> **Stored data**
§
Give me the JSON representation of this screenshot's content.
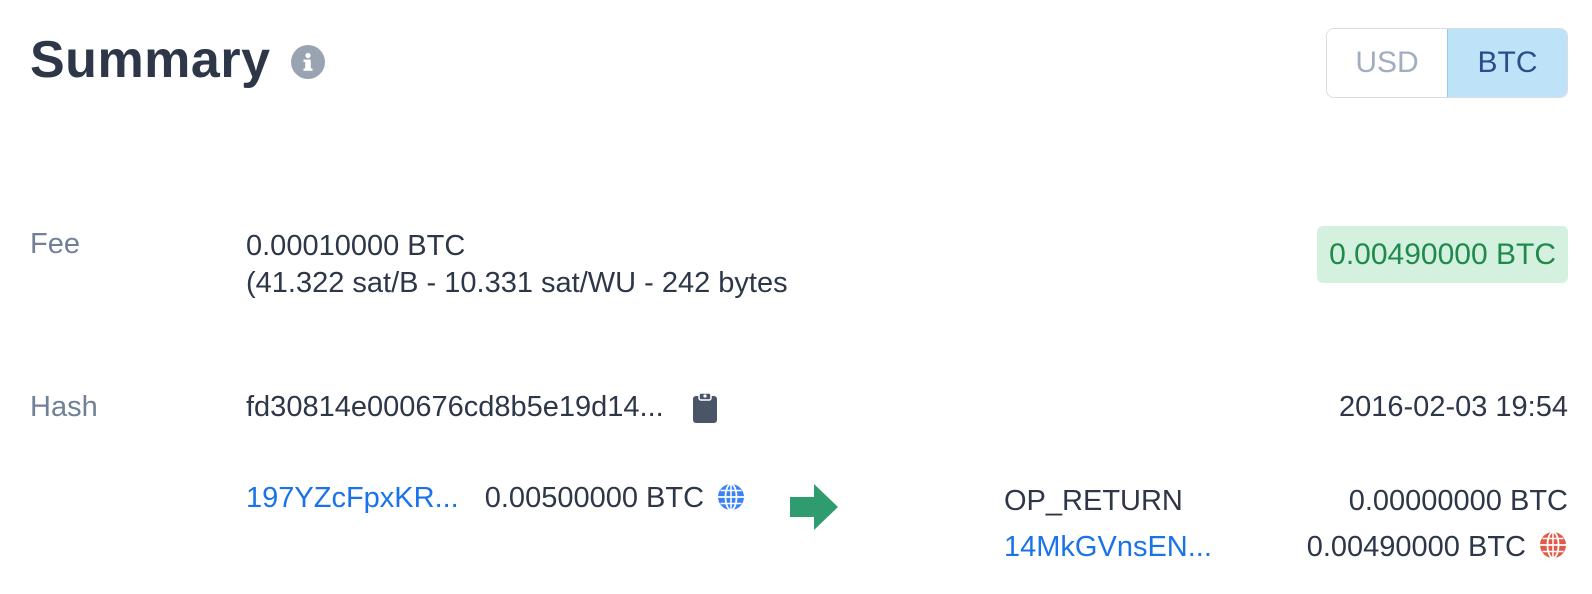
{
  "header": {
    "title": "Summary",
    "info_icon": "info-icon"
  },
  "currency_toggle": {
    "options": [
      "USD",
      "BTC"
    ],
    "selected": "BTC"
  },
  "fee": {
    "label": "Fee",
    "amount": "0.00010000 BTC",
    "detail": "(41.322 sat/B - 10.331 sat/WU - 242 bytes)"
  },
  "total": {
    "amount": "0.00490000 BTC",
    "color": "#1f8a4c",
    "background": "#d4f1df"
  },
  "hash": {
    "label": "Hash",
    "value": "fd30814e000676cd8b5e19d14...",
    "copy_icon": "clipboard-icon"
  },
  "timestamp": "2016-02-03 19:54",
  "inputs": [
    {
      "address": "197YZcFpxKR...",
      "amount": "0.00500000 BTC",
      "icon": "globe-icon",
      "icon_color": "#3b82f6"
    }
  ],
  "arrow": {
    "icon": "arrow-right-icon",
    "color": "#2e9c6f"
  },
  "outputs": [
    {
      "label": "OP_RETURN",
      "amount": "0.00000000 BTC"
    },
    {
      "address": "14MkGVnsEN...",
      "amount": "0.00490000 BTC",
      "icon": "globe-icon",
      "icon_color": "#e05a47"
    }
  ]
}
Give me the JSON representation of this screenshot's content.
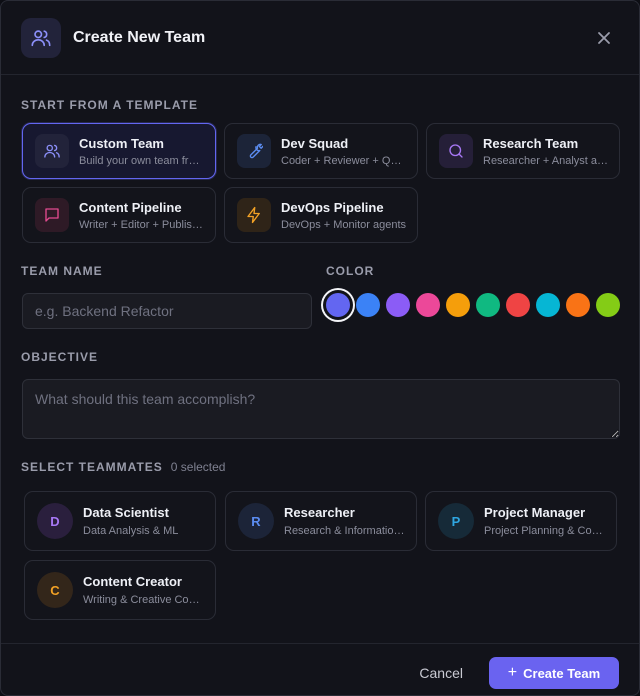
{
  "dialog": {
    "title": "Create New Team",
    "header_icon": "users-icon",
    "close_icon": "close-icon"
  },
  "templates": {
    "label": "START FROM A TEMPLATE",
    "items": [
      {
        "name": "Custom Team",
        "desc": "Build your own team from scratch",
        "icon": "users-icon",
        "color": "#8b8ff8",
        "bg": "#22233a",
        "selected": true
      },
      {
        "name": "Dev Squad",
        "desc": "Coder + Reviewer + QA Tester",
        "icon": "wrench-icon",
        "color": "#5b8cf0",
        "bg": "#1c2438"
      },
      {
        "name": "Research Team",
        "desc": "Researcher + Analyst agents",
        "icon": "search-icon",
        "color": "#a778f5",
        "bg": "#251f38"
      },
      {
        "name": "Content Pipeline",
        "desc": "Writer + Editor + Publisher",
        "icon": "chat-icon",
        "color": "#e24a8f",
        "bg": "#2e1a26"
      },
      {
        "name": "DevOps Pipeline",
        "desc": "DevOps + Monitor agents",
        "icon": "bolt-icon",
        "color": "#f2a125",
        "bg": "#2f2418"
      }
    ]
  },
  "team_name": {
    "label": "TEAM NAME",
    "placeholder": "e.g. Backend Refactor",
    "value": ""
  },
  "color": {
    "label": "COLOR",
    "options": [
      "#6366f1",
      "#3b82f6",
      "#8b5cf6",
      "#ec4899",
      "#f59e0b",
      "#10b981",
      "#ef4444",
      "#06b6d4",
      "#f97316",
      "#84cc16"
    ],
    "selected_index": 0
  },
  "objective": {
    "label": "OBJECTIVE",
    "placeholder": "What should this team accomplish?",
    "value": ""
  },
  "teammates": {
    "label": "SELECT TEAMMATES",
    "selected_count": "0 selected",
    "items": [
      {
        "initial": "D",
        "name": "Data Scientist",
        "role": "Data Analysis & ML",
        "color": "#a778f5",
        "bg": "#2a1f3d"
      },
      {
        "initial": "R",
        "name": "Researcher",
        "role": "Research & Information Gathering",
        "color": "#5b8cf0",
        "bg": "#1c2438"
      },
      {
        "initial": "P",
        "name": "Project Manager",
        "role": "Project Planning & Coordination",
        "color": "#2fa6e0",
        "bg": "#162a38"
      },
      {
        "initial": "C",
        "name": "Content Creator",
        "role": "Writing & Creative Content",
        "color": "#f2a125",
        "bg": "#33261a"
      }
    ]
  },
  "footer": {
    "cancel_label": "Cancel",
    "create_label": "Create Team",
    "create_icon": "plus-icon"
  }
}
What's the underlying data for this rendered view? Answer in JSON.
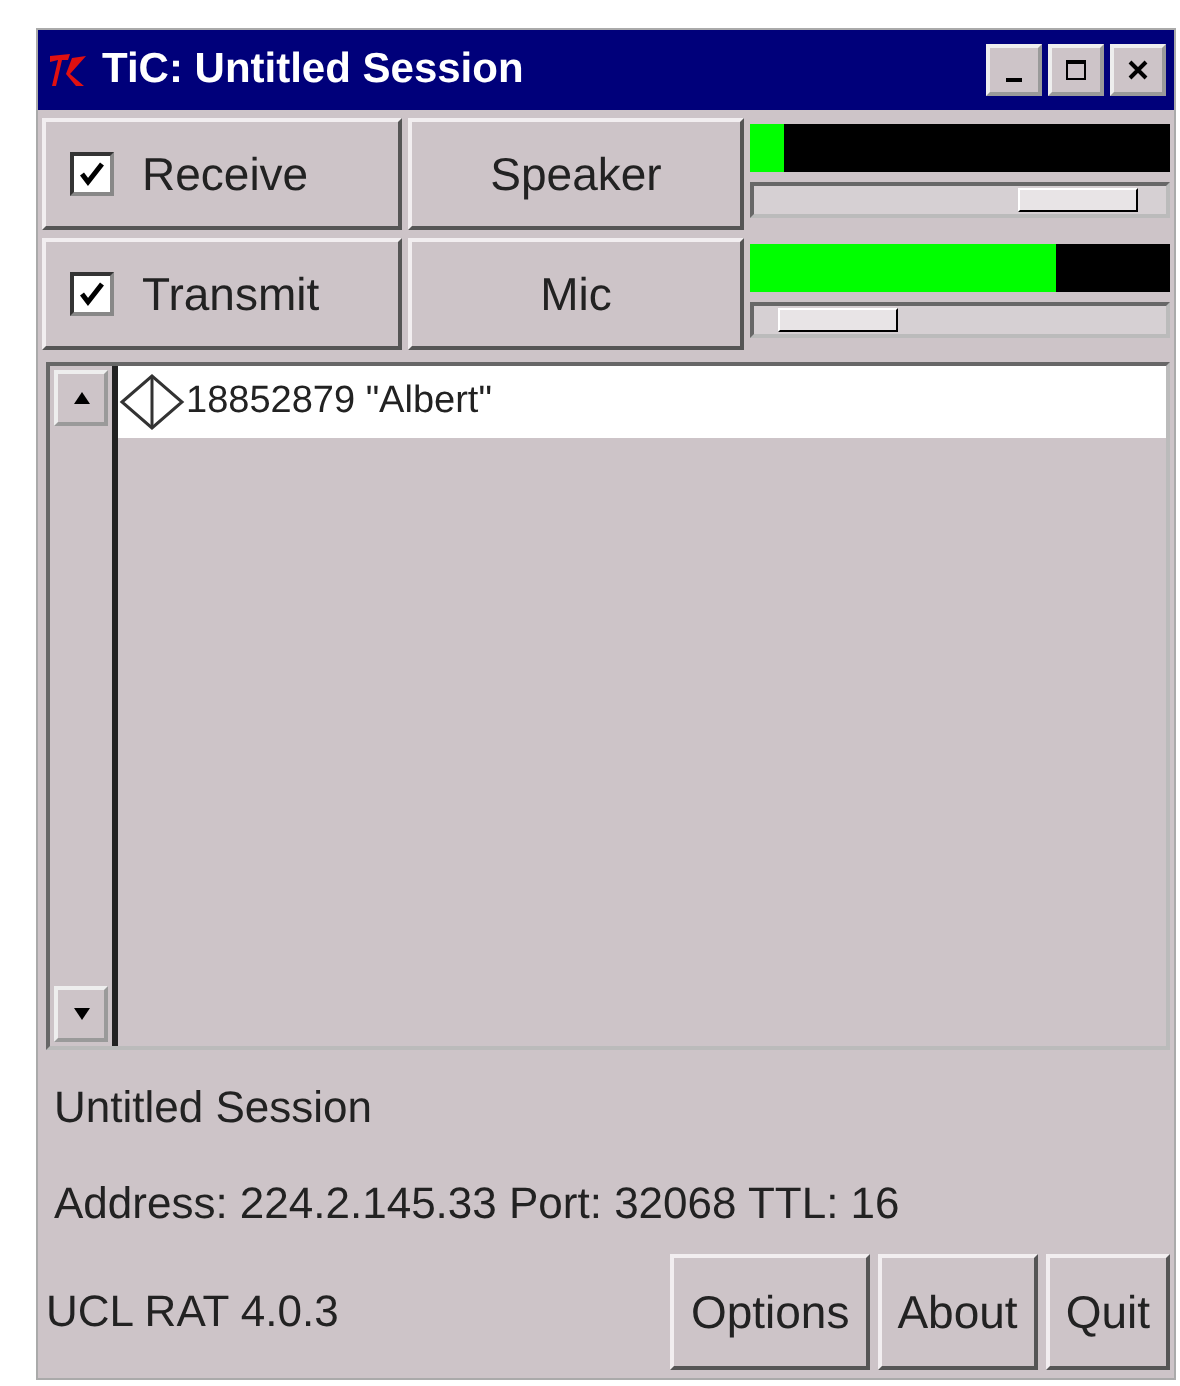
{
  "window": {
    "title": "TiC: Untitled Session"
  },
  "channels": [
    {
      "label": "Receive",
      "checked": true,
      "device": "Speaker",
      "meter": {
        "level": 0.08
      },
      "slider": {
        "level": 0.92
      }
    },
    {
      "label": "Transmit",
      "checked": true,
      "device": "Mic",
      "meter": {
        "level": 0.73
      },
      "slider": {
        "level": 0.08
      }
    }
  ],
  "participants": [
    {
      "label": "18852879 \"Albert\""
    }
  ],
  "session_name": "Untitled Session",
  "address": "Address: 224.2.145.33 Port: 32068 TTL: 16",
  "version": "UCL RAT 4.0.3",
  "buttons": [
    "Options",
    "About",
    "Quit"
  ]
}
§
> **Goal**
Copy out all lines where the word "Researcher" appears.

> **Output**
        "desc": "Researcher + Analyst agents",
        "name": "Researcher",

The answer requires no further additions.